Exercise objective
Reproduce the lines of the material exactly, excluding every image.

[Start]

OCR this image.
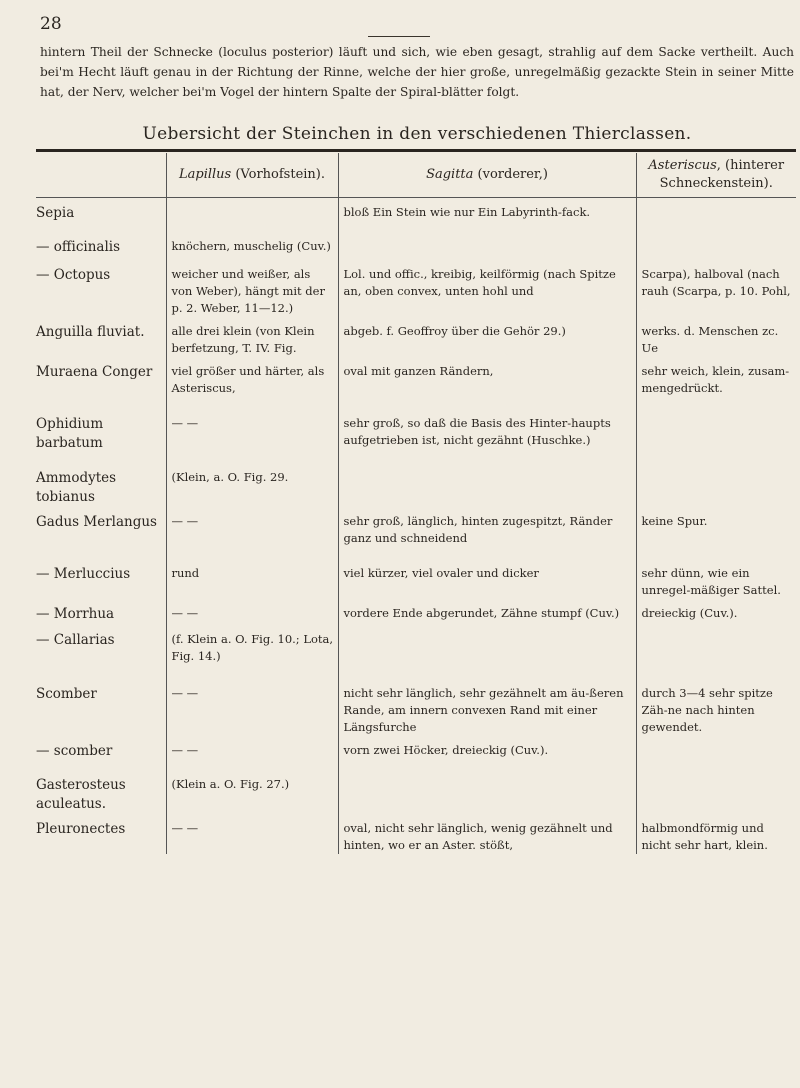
28
hintern Theil der Schnecke (loculus posterior) läuft und sich, wie eben gesagt, strahlig auf dem Sacke vertheilt. Auch bei'm Hecht läuft genau in der Richtung der Rinne, welche der hier große, unregelmäßig gezackte Stein in seiner Mitte hat, der Nerv, welcher bei'm Vogel der hintern Spalte der Spiral-blätter folgt.
Uebersicht der Steinchen in den verschiedenen Thierclassen.
	Lapillus (Vorhofstein).	Sagitta (vorderer,)	Asteriscus, (hinterer Schneckenstein).

Sepia		bloß Ein Stein wie nur Ein Labyrinth-fack.	

— officinalis	knöchern, muschelig (Cuv.)		

— Octopus	weicher und weißer, als von Weber), hängt mit der p. 2. Weber, 11—12.)	Lol. und offic., kreibig, keilförmig (nach Spitze an, oben convex, unten hohl und	Scarpa), halboval (nach rauh (Scarpa, p. 10. Pohl,

Anguilla fluviat.	alle drei klein (von Klein berfetzung, T. IV. Fig.	abgeb. f. Geoffroy über die Gehör 29.)	werks. d. Menschen zc. Ue

Muraena Conger	viel größer und härter, als Asteriscus,	oval mit ganzen Rändern,	sehr weich, klein, zusam-mengedrückt.

Ophidium barbatum	— —	sehr groß, so daß die Basis des Hinter-haupts aufgetrieben ist, nicht gezähnt (Huschke.)	

Ammodytes tobianus	(Klein, a. O. Fig. 29.		

Gadus Merlangus	— —	sehr groß, länglich, hinten zugespitzt, Ränder ganz und schneidend	keine Spur.

— Merluccius	rund	viel kürzer, viel ovaler und dicker	sehr dünn, wie ein unregel-mäßiger Sattel.

— Morrhua	— —	vordere Ende abgerundet, Zähne stumpf (Cuv.)	dreieckig (Cuv.).

— Callarias	(f. Klein a. O. Fig. 10.; Lota, Fig. 14.)		

Scomber	— —	nicht sehr länglich, sehr gezähnelt am äu-ßeren Rande, am innern convexen Rand mit einer Längsfurche	durch 3—4 sehr spitze Zäh-ne nach hinten gewendet.

— scomber	— —	vorn zwei Höcker, dreieckig (Cuv.).	

Gasterosteus aculeatus.	(Klein a. O. Fig. 27.)		

Pleuronectes	— —	oval, nicht sehr länglich, wenig gezähnelt und hinten, wo er an Aster. stößt,	halbmondförmig und nicht sehr hart, klein.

[End]

Result of this task
OCR this image.
28
hintern Theil der Schnecke (loculus posterior) läuft und sich, wie eben gesagt, strahlig auf dem Sacke vertheilt. Auch bei'm Hecht läuft genau in der Richtung der Rinne, welche der hier große, unregelmäßig gezackte Stein in seiner Mitte hat, der Nerv, welcher bei'm Vogel der hintern Spalte der Spiral-blätter folgt.
Uebersicht der Steinchen in den verschiedenen Thierclassen.
	Lapillus (Vorhofstein).	Sagitta (vorderer,)	Asteriscus, (hinterer Schneckenstein).

Sepia		bloß Ein Stein wie nur Ein Labyrinth-fack.	

— officinalis	knöchern, muschelig (Cuv.)		

— Octopus	weicher und weißer, als von Weber), hängt mit der p. 2. Weber, 11—12.)	Lol. und offic., kreibig, keilförmig (nach Spitze an, oben convex, unten hohl und	Scarpa), halboval (nach rauh (Scarpa, p. 10. Pohl,

Anguilla fluviat.	alle drei klein (von Klein berfetzung, T. IV. Fig.	abgeb. f. Geoffroy über die Gehör 29.)	werks. d. Menschen zc. Ue

Muraena Conger	viel größer und härter, als Asteriscus,	oval mit ganzen Rändern,	sehr weich, klein, zusam-mengedrückt.

Ophidium barbatum	— —	sehr groß, so daß die Basis des Hinter-haupts aufgetrieben ist, nicht gezähnt (Huschke.)	

Ammodytes tobianus	(Klein, a. O. Fig. 29.		

Gadus Merlangus	— —	sehr groß, länglich, hinten zugespitzt, Ränder ganz und schneidend	keine Spur.

— Merluccius	rund	viel kürzer, viel ovaler und dicker	sehr dünn, wie ein unregel-mäßiger Sattel.

— Morrhua	— —	vordere Ende abgerundet, Zähne stumpf (Cuv.)	dreieckig (Cuv.).

— Callarias	(f. Klein a. O. Fig. 10.; Lota, Fig. 14.)		

Scomber	— —	nicht sehr länglich, sehr gezähnelt am äu-ßeren Rande, am innern convexen Rand mit einer Längsfurche	durch 3—4 sehr spitze Zäh-ne nach hinten gewendet.

— scomber	— —	vorn zwei Höcker, dreieckig (Cuv.).	

Gasterosteus aculeatus.	(Klein a. O. Fig. 27.)		

Pleuronectes	— —	oval, nicht sehr länglich, wenig gezähnelt und hinten, wo er an Aster. stößt,	halbmondförmig und nicht sehr hart, klein.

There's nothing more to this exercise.